DATA SECTION:

※

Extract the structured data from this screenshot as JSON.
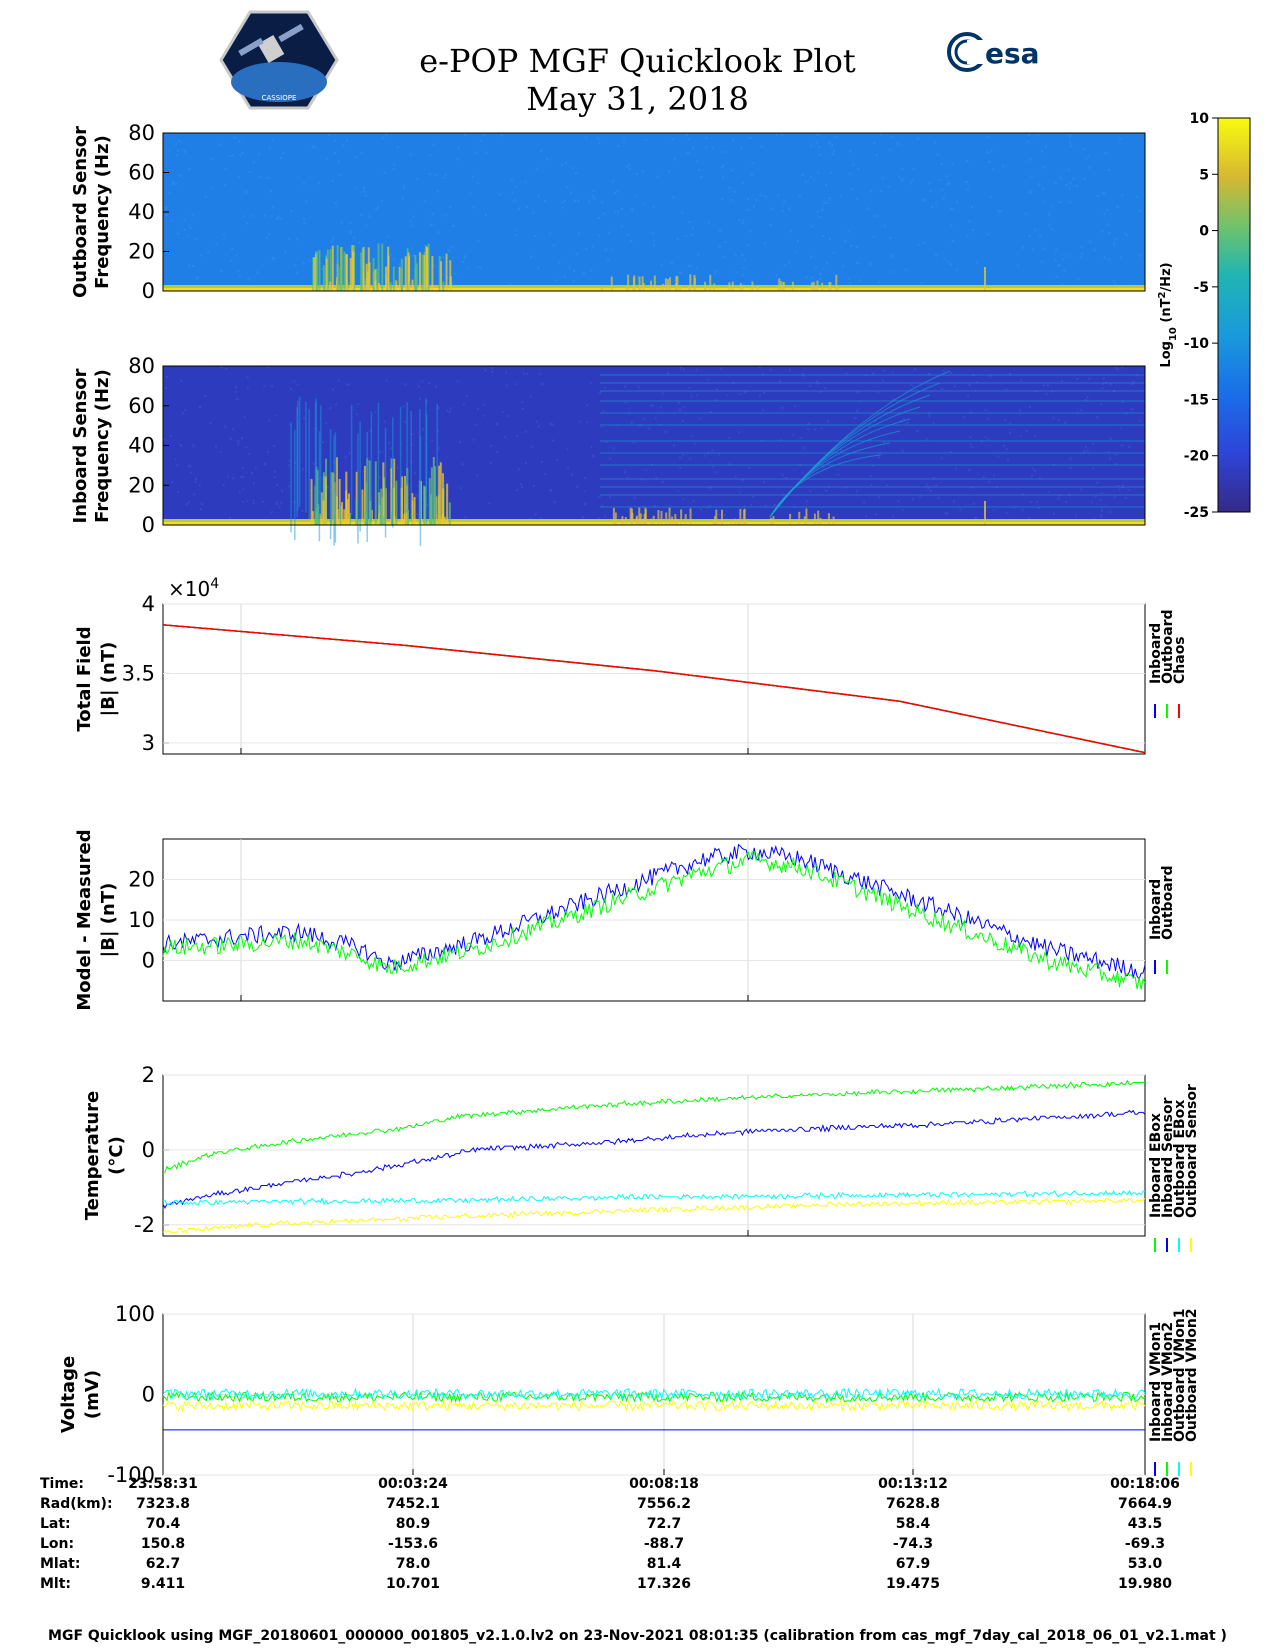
{
  "header": {
    "title_line1": "e-POP MGF Quicklook Plot",
    "title_line2": "May 31, 2018",
    "mission_logo_icon": "cassiope-mission-patch-icon",
    "agency_logo_text": "esa",
    "agency_logo_icon": "esa-logo-icon"
  },
  "colors": {
    "inboard": "#0000ff",
    "outboard": "#00ff00",
    "chaos": "#ff0000",
    "cyan": "#00ffff",
    "yellow": "#ffff00",
    "spectro_bg_outboard": "#1f7fe6",
    "spectro_bg_inboard": "#2d3bbf"
  },
  "chart_data": [
    {
      "type": "heatmap",
      "id": "outboard-spectrogram",
      "ylabel": [
        "Outboard Sensor",
        "Frequency (Hz)"
      ],
      "ylim": [
        0,
        80
      ],
      "yticks": [
        "80",
        "60",
        "40",
        "20",
        "0"
      ],
      "colorbar": {
        "label": "Log10 (nT^2/Hz)",
        "label_base": "Log",
        "label_sub": "10",
        "label_rest": " (nT",
        "label_sup": "2",
        "label_end": "/Hz)",
        "range": [
          -25,
          10
        ],
        "ticks": [
          "10",
          "5",
          "0",
          "-5",
          "-10",
          "-15",
          "-20",
          "-25"
        ]
      }
    },
    {
      "type": "heatmap",
      "id": "inboard-spectrogram",
      "ylabel": [
        "Inboard Sensor",
        "Frequency (Hz)"
      ],
      "ylim": [
        0,
        80
      ],
      "yticks": [
        "80",
        "60",
        "40",
        "20",
        "0"
      ]
    },
    {
      "type": "line",
      "id": "total-field",
      "ylabel": [
        "Total Field",
        "|B| (nT)"
      ],
      "ylim": [
        2.92,
        4.0
      ],
      "yticks": [
        "4",
        "3.5",
        "3"
      ],
      "exponent_label": "×10",
      "exponent": "4",
      "x": [
        0,
        0.25,
        0.5,
        0.75,
        1.0
      ],
      "series": [
        {
          "name": "Inboard",
          "values": [
            3.85,
            3.7,
            3.52,
            3.3,
            2.93
          ]
        },
        {
          "name": "Outboard",
          "values": [
            3.85,
            3.7,
            3.52,
            3.3,
            2.93
          ]
        },
        {
          "name": "Chaos",
          "values": [
            3.85,
            3.7,
            3.52,
            3.3,
            2.93
          ]
        }
      ],
      "legend": [
        "Inboard",
        "Outboard",
        "Chaos"
      ]
    },
    {
      "type": "line",
      "id": "model-minus-measured",
      "ylabel": [
        "Model - Measured",
        "|B| (nT)"
      ],
      "ylim": [
        -10,
        30
      ],
      "yticks": [
        "20",
        "10",
        "0"
      ],
      "series": [
        {
          "name": "Inboard",
          "x": [
            0,
            0.08,
            0.14,
            0.2,
            0.23,
            0.32,
            0.55,
            0.6,
            0.65,
            0.8,
            0.9,
            1.0
          ],
          "values": [
            4,
            6,
            7,
            3,
            -1,
            5,
            25,
            27,
            25,
            12,
            3,
            -3
          ]
        },
        {
          "name": "Outboard",
          "x": [
            0,
            0.08,
            0.14,
            0.2,
            0.23,
            0.32,
            0.55,
            0.6,
            0.65,
            0.8,
            0.9,
            1.0
          ],
          "values": [
            3,
            4,
            5,
            1,
            -2,
            3,
            22,
            25,
            23,
            9,
            0,
            -6
          ]
        }
      ],
      "legend": [
        "Inboard",
        "Outboard"
      ]
    },
    {
      "type": "line",
      "id": "temperature",
      "ylabel": [
        "Temperature",
        "(°C)"
      ],
      "ylim": [
        -2.3,
        2.0
      ],
      "yticks": [
        "2",
        "0",
        "-2"
      ],
      "series": [
        {
          "name": "Inboard EBox",
          "x": [
            0,
            0.05,
            0.15,
            0.25,
            0.3,
            0.45,
            0.6,
            0.8,
            1.0
          ],
          "values": [
            -0.55,
            -0.1,
            0.3,
            0.6,
            0.9,
            1.2,
            1.4,
            1.6,
            1.8
          ]
        },
        {
          "name": "Inboard Sensor",
          "x": [
            0,
            0.05,
            0.12,
            0.2,
            0.26,
            0.32,
            0.45,
            0.6,
            0.8,
            1.0
          ],
          "values": [
            -1.5,
            -1.2,
            -0.9,
            -0.6,
            -0.3,
            0.0,
            0.2,
            0.5,
            0.7,
            1.0
          ]
        },
        {
          "name": "Outboard EBox",
          "x": [
            0,
            0.3,
            0.5,
            0.8,
            1.0
          ],
          "values": [
            -1.4,
            -1.35,
            -1.25,
            -1.2,
            -1.15
          ]
        },
        {
          "name": "Outboard Sensor",
          "x": [
            0,
            0.1,
            0.28,
            0.5,
            0.7,
            1.0
          ],
          "values": [
            -2.2,
            -2.0,
            -1.8,
            -1.6,
            -1.45,
            -1.35
          ]
        }
      ],
      "legend": [
        "Inboard EBox",
        "Inboard Sensor",
        "Outboard EBox",
        "Outboard Sensor"
      ]
    },
    {
      "type": "line",
      "id": "voltage",
      "ylabel": [
        "Voltage",
        "(mV)"
      ],
      "ylim": [
        -100,
        100
      ],
      "yticks": [
        "100",
        "0",
        "-100"
      ],
      "series": [
        {
          "name": "Inboard VMon1",
          "x": [
            0,
            0.01,
            1.0
          ],
          "values": [
            -44,
            -44,
            -44
          ]
        },
        {
          "name": "Inboard VMon2",
          "x": [
            0,
            1.0
          ],
          "values": [
            -3,
            -3
          ]
        },
        {
          "name": "Outboard VMon1",
          "x": [
            0,
            1.0
          ],
          "values": [
            1,
            1
          ]
        },
        {
          "name": "Outboard VMon2",
          "x": [
            0,
            1.0
          ],
          "values": [
            -14,
            -14
          ]
        }
      ],
      "legend": [
        "Inboard VMon1",
        "Inboard VMon2",
        "Outboard VMon1",
        "Outboard VMon2"
      ]
    }
  ],
  "ephemeris": {
    "row_labels": [
      "Time:",
      "Rad(km):",
      "Lat:",
      "Lon:",
      "Mlat:",
      "Mlt:"
    ],
    "columns": [
      {
        "values": [
          "23:58:31",
          "7323.8",
          "70.4",
          "150.8",
          "62.7",
          "9.411"
        ]
      },
      {
        "values": [
          "00:03:24",
          "7452.1",
          "80.9",
          "-153.6",
          "78.0",
          "10.701"
        ]
      },
      {
        "values": [
          "00:08:18",
          "7556.2",
          "72.7",
          "-88.7",
          "81.4",
          "17.326"
        ]
      },
      {
        "values": [
          "00:13:12",
          "7628.8",
          "58.4",
          "-74.3",
          "67.9",
          "19.475"
        ]
      },
      {
        "values": [
          "00:18:06",
          "7664.9",
          "43.5",
          "-69.3",
          "53.0",
          "19.980"
        ]
      }
    ]
  },
  "footer": "MGF Quicklook using MGF_20180601_000000_001805_v2.1.0.lv2 on 23-Nov-2021 08:01:35 (calibration from cas_mgf_7day_cal_2018_06_01_v2.1.mat )"
}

※

DIRECTIVE:
Copy every line of the listing containing the string "Sensor".

SOLUTION TO THE EXERCISE:
        "Outboard Sensor",
        "Inboard Sensor",
          "name": "Inboard Sensor",
          "name": "Outboard Sensor",
        "Inboard Sensor",
        "Outboard Sensor"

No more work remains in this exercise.